Dataset listings of figures:
• • •

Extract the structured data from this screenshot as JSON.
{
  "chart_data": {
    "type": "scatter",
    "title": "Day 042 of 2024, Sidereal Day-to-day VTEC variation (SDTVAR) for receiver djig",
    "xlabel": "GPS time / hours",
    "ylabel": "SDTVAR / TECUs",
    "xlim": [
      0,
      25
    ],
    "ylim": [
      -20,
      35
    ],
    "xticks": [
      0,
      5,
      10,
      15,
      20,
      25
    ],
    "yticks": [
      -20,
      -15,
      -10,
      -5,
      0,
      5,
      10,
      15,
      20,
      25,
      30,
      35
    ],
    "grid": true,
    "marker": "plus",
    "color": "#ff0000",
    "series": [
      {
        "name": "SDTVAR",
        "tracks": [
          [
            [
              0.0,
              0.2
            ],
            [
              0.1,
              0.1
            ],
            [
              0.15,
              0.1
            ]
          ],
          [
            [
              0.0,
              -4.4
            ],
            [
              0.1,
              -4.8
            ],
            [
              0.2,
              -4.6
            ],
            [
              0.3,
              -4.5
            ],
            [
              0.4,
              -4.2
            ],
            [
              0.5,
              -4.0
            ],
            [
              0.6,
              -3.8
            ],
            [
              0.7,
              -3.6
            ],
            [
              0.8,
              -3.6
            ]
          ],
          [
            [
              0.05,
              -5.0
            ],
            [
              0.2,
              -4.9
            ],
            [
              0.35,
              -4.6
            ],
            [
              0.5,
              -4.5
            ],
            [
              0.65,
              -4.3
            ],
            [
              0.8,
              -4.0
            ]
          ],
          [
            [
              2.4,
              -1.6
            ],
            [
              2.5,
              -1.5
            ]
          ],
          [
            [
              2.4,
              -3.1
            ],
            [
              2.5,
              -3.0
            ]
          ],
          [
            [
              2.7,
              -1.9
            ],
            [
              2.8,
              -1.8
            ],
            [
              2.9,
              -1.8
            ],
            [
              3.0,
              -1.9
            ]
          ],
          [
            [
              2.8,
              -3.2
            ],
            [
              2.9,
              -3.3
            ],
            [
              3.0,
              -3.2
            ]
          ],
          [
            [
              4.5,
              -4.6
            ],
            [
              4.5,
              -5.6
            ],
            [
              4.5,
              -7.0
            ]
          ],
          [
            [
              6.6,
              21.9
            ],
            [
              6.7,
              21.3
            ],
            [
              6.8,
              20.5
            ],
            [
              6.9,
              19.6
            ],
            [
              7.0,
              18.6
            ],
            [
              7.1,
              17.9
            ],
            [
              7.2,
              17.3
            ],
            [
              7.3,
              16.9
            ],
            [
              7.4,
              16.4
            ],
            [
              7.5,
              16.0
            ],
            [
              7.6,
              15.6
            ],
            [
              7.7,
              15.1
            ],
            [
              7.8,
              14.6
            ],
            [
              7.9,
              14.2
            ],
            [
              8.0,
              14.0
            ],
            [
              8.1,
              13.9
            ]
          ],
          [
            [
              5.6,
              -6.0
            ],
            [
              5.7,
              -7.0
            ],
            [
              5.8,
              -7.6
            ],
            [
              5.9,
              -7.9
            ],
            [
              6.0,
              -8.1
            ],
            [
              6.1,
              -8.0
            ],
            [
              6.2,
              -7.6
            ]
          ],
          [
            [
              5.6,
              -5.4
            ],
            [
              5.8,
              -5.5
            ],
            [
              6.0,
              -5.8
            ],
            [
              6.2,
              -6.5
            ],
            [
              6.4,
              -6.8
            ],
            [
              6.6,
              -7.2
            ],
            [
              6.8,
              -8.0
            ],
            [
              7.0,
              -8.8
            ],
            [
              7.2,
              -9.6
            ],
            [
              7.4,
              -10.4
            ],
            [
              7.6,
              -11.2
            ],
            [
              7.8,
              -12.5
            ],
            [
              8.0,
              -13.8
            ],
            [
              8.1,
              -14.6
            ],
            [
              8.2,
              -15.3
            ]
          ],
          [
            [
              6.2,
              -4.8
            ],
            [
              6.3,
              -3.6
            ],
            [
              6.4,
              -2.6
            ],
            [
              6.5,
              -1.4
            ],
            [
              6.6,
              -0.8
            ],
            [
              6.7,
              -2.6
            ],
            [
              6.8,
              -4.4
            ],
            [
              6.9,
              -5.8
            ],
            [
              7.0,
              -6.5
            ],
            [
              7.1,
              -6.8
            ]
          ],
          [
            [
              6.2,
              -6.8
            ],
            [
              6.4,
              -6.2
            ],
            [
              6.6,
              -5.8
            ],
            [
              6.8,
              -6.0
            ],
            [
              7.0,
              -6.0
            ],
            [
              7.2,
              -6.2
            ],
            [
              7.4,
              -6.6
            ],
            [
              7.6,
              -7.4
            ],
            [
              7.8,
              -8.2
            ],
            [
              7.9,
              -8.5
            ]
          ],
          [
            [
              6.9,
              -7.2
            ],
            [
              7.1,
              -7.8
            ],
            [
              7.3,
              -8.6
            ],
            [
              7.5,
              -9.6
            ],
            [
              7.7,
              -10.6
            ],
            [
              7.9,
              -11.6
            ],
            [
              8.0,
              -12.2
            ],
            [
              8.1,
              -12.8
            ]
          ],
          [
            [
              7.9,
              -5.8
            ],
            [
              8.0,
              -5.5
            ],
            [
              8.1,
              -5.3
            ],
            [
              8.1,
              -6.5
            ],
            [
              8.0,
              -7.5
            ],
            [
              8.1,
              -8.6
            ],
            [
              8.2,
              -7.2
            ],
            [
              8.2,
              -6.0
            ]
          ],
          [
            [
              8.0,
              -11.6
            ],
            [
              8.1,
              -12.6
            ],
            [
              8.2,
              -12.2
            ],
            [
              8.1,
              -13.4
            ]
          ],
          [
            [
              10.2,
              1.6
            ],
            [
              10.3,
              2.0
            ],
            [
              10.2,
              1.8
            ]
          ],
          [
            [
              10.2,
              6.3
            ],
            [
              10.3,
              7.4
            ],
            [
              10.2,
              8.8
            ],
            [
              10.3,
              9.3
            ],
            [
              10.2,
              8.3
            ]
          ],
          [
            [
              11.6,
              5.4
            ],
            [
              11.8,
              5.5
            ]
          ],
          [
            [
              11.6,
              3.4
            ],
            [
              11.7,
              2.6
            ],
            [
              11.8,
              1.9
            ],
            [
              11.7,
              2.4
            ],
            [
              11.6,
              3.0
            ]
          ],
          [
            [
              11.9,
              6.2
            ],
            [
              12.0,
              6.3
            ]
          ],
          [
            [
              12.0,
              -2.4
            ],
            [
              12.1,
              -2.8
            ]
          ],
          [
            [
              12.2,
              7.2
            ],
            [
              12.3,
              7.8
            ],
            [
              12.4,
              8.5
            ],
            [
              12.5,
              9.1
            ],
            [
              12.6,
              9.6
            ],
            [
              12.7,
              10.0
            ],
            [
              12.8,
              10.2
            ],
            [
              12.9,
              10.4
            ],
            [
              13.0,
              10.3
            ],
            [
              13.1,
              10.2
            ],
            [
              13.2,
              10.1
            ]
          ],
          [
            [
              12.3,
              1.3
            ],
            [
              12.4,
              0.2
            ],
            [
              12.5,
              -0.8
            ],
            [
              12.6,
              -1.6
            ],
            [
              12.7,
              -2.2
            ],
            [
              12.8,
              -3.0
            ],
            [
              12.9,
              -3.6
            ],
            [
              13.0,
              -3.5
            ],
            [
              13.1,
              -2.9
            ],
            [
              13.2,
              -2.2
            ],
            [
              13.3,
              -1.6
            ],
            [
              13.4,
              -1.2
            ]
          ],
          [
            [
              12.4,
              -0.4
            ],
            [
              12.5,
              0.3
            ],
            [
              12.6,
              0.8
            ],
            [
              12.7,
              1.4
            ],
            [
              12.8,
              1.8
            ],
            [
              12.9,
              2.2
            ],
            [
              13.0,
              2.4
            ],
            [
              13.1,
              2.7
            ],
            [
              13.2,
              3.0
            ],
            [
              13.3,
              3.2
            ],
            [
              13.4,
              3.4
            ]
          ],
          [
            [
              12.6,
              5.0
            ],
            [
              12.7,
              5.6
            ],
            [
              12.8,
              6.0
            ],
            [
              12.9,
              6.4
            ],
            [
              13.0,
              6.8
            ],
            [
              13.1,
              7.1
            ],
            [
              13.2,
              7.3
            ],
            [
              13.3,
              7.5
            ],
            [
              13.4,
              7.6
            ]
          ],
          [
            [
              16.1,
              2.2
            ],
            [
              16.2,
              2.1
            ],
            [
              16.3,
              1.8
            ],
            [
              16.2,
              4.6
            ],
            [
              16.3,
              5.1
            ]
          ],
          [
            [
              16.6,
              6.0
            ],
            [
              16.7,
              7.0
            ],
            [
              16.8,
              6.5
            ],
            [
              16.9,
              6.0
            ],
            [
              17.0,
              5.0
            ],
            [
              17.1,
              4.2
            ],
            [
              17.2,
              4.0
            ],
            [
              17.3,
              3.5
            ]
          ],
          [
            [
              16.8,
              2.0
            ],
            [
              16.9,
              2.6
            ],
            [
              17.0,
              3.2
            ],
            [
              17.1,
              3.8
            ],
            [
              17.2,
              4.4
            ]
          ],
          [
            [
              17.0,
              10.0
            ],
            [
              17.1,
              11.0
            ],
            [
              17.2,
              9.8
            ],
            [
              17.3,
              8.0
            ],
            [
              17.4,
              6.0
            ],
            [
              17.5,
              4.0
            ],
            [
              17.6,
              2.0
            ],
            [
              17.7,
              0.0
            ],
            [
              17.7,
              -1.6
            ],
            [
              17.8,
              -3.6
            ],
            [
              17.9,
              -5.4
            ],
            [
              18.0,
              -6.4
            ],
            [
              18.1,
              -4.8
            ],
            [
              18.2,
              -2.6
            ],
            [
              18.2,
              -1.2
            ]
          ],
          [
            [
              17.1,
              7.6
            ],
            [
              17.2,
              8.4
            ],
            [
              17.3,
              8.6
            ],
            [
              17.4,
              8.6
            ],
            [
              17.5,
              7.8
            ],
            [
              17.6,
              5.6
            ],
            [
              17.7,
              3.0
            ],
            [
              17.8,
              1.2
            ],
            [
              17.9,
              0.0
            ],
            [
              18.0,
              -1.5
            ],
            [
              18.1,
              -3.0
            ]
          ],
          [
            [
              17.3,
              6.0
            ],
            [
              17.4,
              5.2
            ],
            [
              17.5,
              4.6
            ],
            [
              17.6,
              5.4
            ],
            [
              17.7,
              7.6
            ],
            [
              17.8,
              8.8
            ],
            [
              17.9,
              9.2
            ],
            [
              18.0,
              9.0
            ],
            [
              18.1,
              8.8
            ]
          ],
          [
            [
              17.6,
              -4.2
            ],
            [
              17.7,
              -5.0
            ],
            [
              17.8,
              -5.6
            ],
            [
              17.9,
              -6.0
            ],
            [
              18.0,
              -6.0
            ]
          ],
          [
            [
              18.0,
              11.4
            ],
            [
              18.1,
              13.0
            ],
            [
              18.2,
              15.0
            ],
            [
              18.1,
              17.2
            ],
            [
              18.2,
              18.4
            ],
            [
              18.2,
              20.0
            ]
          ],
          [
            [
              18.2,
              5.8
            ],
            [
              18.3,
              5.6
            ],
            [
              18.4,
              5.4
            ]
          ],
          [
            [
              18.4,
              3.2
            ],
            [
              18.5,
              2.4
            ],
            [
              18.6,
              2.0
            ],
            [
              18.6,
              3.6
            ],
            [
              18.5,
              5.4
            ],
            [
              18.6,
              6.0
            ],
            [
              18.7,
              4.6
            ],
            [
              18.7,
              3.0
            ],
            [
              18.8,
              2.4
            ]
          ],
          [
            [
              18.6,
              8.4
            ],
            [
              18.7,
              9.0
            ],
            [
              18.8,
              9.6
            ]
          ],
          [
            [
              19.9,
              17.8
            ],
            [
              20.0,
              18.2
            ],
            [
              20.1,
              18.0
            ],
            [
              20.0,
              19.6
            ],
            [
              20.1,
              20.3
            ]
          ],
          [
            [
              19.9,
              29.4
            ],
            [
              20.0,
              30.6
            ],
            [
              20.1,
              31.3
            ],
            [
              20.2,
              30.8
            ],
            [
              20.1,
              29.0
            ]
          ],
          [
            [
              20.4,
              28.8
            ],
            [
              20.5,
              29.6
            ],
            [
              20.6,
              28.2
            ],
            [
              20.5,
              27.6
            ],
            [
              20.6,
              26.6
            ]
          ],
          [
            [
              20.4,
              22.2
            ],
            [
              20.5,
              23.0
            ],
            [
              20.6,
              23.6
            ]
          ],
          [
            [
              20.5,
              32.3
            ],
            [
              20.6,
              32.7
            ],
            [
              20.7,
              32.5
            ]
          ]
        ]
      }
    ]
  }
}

• • •

▶ **Exercise goal**: Find the lines with the string "SDTVAR" and reproduce them.

▶ **Correct output**:
    "title": "Day 042 of 2024, Sidereal Day-to-day VTEC variation (SDTVAR) for receiver djig",
    "ylabel": "SDTVAR / TECUs",
        "name": "SDTVAR",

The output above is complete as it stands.